#### THE REQUEST
From the line with "What data populates" through the final line, transcribe the material below character for character; include no other lines.

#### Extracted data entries
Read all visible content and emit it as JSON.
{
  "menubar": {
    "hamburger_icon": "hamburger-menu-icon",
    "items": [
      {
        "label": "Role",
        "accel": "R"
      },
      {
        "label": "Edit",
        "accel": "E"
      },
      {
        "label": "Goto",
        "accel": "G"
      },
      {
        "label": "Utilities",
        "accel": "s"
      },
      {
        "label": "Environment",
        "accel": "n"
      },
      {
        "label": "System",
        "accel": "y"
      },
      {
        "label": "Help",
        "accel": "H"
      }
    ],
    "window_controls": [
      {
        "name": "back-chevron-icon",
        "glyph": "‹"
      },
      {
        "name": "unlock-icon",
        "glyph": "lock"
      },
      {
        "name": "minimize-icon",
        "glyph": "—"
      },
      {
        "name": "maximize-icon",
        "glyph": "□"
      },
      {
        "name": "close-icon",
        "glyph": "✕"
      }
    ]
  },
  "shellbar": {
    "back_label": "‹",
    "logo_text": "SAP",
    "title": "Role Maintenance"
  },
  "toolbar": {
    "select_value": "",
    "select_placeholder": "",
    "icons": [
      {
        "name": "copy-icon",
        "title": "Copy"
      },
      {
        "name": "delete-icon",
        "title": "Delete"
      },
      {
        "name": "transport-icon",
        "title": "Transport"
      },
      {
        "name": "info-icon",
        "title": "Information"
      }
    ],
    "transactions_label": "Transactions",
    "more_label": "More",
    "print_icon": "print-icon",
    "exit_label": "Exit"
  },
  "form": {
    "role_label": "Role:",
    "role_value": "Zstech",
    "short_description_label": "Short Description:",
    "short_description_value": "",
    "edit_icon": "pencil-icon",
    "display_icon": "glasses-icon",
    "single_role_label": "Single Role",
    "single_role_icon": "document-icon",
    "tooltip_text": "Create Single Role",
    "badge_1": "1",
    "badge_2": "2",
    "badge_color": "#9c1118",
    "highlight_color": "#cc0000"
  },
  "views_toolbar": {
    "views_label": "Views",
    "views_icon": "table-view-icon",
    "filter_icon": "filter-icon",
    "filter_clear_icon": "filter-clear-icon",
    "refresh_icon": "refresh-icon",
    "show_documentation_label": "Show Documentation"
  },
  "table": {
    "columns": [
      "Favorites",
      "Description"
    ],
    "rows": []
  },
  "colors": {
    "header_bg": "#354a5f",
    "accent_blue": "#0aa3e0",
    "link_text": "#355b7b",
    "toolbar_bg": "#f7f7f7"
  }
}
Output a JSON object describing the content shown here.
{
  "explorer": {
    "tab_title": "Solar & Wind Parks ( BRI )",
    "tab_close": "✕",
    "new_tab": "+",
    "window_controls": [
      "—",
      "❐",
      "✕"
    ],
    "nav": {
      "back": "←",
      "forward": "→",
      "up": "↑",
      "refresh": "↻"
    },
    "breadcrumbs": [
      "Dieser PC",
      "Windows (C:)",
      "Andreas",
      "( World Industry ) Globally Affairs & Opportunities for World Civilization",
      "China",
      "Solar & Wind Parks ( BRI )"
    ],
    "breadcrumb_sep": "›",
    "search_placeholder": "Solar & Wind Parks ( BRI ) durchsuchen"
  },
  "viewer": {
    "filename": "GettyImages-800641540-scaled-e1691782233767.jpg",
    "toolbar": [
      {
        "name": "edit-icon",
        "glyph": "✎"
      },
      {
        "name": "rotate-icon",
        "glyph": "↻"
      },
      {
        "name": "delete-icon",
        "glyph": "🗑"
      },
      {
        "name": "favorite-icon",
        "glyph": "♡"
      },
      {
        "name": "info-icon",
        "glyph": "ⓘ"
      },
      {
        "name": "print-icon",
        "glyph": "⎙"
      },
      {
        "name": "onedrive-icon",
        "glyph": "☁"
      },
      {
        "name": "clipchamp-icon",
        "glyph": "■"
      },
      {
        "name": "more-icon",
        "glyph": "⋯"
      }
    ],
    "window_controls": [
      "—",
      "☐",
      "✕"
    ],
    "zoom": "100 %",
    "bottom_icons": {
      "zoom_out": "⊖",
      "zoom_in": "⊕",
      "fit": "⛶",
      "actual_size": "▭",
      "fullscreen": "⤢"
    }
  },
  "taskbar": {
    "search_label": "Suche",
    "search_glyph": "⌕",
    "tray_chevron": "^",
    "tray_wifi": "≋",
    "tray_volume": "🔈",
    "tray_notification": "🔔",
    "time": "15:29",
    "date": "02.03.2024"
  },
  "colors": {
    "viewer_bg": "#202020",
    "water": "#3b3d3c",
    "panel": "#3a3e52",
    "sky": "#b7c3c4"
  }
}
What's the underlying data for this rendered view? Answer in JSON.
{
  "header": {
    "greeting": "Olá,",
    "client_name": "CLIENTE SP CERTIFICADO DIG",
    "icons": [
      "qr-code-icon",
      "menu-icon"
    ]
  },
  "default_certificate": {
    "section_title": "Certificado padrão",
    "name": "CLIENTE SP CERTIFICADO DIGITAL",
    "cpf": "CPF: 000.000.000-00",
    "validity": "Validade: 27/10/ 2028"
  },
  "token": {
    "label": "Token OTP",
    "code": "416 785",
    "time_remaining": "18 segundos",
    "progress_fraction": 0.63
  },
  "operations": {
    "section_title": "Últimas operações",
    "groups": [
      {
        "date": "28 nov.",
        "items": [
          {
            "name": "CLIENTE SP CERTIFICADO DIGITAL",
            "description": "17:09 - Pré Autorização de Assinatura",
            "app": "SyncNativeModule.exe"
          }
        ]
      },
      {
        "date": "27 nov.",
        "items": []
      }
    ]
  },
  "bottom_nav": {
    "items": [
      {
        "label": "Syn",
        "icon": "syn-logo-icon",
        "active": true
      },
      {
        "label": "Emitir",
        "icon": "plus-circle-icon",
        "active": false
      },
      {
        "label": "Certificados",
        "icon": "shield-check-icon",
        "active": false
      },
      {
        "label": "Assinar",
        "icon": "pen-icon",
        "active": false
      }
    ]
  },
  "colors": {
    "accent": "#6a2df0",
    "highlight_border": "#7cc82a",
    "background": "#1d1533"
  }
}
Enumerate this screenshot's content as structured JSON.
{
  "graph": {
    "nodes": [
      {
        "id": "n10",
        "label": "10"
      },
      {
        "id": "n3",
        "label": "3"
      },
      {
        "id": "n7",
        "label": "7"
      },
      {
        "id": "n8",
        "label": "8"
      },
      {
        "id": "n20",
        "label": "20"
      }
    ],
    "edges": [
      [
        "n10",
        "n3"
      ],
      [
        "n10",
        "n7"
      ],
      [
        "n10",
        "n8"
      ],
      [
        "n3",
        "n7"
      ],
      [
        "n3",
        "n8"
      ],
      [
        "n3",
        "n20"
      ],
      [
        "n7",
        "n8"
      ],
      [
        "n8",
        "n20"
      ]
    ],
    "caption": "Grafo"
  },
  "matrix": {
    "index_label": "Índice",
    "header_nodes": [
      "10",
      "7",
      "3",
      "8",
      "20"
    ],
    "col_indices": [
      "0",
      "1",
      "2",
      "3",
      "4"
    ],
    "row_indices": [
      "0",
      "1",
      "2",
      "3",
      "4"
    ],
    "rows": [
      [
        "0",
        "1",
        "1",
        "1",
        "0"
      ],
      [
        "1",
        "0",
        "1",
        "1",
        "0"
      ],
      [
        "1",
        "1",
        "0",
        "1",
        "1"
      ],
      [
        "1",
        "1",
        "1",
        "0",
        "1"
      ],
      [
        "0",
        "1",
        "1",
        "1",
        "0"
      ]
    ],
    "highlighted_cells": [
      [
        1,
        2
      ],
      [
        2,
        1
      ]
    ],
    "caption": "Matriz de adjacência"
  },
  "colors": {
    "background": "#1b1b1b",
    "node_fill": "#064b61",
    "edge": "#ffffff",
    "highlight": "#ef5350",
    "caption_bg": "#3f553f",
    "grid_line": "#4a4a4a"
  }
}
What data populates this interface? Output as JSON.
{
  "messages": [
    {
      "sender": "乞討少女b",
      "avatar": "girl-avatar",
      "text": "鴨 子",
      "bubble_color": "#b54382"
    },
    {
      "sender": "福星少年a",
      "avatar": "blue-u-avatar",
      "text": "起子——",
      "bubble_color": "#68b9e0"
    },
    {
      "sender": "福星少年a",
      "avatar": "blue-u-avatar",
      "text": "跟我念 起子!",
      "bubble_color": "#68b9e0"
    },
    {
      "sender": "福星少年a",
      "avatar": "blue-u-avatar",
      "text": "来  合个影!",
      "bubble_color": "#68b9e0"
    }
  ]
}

#### FULL OUTPUT
What data populates this interface? Output as JSON.
{
  "messages": [
    {
      "sender": "乞討少女b",
      "avatar": "girl-avatar",
      "text": "鴨 子",
      "bubble_color": "#b54382"
    },
    {
      "sender": "福星少年a",
      "avatar": "blue-u-avatar",
      "text": "起子——",
      "bubble_color": "#68b9e0"
    },
    {
      "sender": "福星少年a",
      "avatar": "blue-u-avatar",
      "text": "跟我念 起子!",
      "bubble_color": "#68b9e0"
    },
    {
      "sender": "福星少年a",
      "avatar": "blue-u-avatar",
      "text": "来  合个影!",
      "bubble_color": "#68b9e0"
    }
  ]
}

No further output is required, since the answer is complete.